**Challenge**
Reproduce verbatim everything from the start of the records down to and including the line that contains "legend-item[interactable]: Task [281, 142, 326, 156]".

**Task input**
++++++++++++++++++++

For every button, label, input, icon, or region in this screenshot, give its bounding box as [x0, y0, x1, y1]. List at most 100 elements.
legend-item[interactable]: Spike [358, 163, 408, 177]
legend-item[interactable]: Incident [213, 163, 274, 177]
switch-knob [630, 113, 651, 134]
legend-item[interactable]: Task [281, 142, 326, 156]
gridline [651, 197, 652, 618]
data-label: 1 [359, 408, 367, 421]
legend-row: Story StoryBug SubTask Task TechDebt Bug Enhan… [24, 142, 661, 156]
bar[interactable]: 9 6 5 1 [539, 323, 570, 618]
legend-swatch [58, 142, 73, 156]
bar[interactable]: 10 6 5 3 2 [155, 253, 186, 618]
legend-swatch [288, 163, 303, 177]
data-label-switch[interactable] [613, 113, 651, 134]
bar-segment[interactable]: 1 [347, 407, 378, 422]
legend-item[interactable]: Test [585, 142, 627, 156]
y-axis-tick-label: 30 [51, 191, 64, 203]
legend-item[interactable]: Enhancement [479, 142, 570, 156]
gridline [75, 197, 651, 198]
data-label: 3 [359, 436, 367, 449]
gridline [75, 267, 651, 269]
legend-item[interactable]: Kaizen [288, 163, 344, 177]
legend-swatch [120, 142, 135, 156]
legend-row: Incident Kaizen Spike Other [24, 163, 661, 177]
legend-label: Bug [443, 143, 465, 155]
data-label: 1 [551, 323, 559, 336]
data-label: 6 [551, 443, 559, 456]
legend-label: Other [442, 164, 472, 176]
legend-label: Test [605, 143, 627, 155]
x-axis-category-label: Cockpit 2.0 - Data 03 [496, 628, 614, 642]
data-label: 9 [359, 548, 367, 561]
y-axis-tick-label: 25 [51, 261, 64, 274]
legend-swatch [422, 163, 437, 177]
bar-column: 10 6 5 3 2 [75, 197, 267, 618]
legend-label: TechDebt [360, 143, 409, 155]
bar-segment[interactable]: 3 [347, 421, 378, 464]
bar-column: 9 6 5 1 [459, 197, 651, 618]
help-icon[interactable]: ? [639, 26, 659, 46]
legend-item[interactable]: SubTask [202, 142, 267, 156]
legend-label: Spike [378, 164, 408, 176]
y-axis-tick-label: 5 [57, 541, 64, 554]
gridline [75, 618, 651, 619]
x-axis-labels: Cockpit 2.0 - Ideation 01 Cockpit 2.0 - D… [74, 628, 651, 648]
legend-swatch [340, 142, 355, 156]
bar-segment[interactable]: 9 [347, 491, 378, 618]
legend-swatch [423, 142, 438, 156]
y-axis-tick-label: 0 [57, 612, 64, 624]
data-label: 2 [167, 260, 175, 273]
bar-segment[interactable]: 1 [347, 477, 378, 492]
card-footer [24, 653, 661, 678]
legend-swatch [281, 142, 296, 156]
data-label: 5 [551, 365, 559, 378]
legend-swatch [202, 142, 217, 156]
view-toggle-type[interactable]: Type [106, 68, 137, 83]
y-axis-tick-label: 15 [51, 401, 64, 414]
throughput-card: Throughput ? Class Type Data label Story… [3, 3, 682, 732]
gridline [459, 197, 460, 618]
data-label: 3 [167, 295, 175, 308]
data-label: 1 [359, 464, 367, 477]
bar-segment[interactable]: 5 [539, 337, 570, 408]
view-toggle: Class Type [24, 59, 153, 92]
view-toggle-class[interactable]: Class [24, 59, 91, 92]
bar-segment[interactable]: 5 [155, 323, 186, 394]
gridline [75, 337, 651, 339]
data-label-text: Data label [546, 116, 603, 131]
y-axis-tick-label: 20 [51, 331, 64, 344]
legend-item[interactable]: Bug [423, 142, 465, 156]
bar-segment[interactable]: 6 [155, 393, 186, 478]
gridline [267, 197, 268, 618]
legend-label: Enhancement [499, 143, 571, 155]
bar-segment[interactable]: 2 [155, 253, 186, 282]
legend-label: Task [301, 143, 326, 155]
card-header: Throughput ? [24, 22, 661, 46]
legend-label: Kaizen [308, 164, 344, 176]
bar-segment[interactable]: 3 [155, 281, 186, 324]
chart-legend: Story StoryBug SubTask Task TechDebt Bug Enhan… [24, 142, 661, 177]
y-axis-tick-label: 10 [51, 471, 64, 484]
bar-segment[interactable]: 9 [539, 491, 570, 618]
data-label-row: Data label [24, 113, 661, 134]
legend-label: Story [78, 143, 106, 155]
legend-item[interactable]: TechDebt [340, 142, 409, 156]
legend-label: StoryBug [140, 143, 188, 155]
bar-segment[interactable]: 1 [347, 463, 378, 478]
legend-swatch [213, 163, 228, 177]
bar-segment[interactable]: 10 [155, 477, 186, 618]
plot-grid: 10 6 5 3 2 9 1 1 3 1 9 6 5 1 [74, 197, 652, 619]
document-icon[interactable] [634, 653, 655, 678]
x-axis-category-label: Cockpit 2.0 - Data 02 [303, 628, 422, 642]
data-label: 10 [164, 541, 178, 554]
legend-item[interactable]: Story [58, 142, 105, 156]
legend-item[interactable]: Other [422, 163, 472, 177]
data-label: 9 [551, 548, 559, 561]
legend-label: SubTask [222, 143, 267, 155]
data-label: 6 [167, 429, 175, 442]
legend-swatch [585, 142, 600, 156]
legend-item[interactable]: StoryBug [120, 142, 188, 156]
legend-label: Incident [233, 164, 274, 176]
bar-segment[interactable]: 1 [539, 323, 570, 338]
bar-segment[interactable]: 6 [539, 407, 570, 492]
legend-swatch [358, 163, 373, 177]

++++++++++++++++++++

**Written answer**
For every button, label, input, icon, or region in this screenshot, give its bounding box as [x0, y0, x1, y1]. List at most 100 elements.
legend-item[interactable]: Spike [358, 163, 408, 177]
legend-item[interactable]: Incident [213, 163, 274, 177]
switch-knob [630, 113, 651, 134]
legend-item[interactable]: Task [281, 142, 326, 156]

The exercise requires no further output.